DATA EXCERPTS.

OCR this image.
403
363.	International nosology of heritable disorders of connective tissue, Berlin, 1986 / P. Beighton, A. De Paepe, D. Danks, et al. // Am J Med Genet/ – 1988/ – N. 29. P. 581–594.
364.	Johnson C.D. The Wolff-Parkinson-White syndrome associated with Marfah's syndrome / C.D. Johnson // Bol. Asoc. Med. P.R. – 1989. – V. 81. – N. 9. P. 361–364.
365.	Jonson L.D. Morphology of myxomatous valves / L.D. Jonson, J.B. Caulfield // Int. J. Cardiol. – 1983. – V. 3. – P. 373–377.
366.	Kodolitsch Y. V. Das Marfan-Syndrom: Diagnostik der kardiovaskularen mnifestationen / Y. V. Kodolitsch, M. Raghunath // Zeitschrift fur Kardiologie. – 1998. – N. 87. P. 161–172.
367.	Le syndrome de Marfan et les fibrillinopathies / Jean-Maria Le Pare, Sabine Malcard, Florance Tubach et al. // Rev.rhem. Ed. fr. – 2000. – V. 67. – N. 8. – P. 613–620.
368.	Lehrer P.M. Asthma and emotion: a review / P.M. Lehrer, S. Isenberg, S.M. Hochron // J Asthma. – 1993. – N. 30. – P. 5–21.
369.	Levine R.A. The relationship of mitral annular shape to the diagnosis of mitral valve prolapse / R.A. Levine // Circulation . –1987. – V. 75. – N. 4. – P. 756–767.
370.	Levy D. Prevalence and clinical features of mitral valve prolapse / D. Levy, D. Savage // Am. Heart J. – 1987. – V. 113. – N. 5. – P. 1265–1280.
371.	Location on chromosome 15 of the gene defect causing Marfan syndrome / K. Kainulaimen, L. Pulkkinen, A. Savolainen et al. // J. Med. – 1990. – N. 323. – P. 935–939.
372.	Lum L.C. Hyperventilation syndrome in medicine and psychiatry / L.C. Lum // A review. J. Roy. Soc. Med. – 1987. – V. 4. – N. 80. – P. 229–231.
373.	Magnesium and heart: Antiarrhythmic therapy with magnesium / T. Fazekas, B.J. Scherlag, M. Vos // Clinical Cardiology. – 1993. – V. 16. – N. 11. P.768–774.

EXERCISE GOAL. For the string "with", count the lines of the preceding listing in which it appears, and report the count alone.

RESULT OF THIS EXERCISE. 2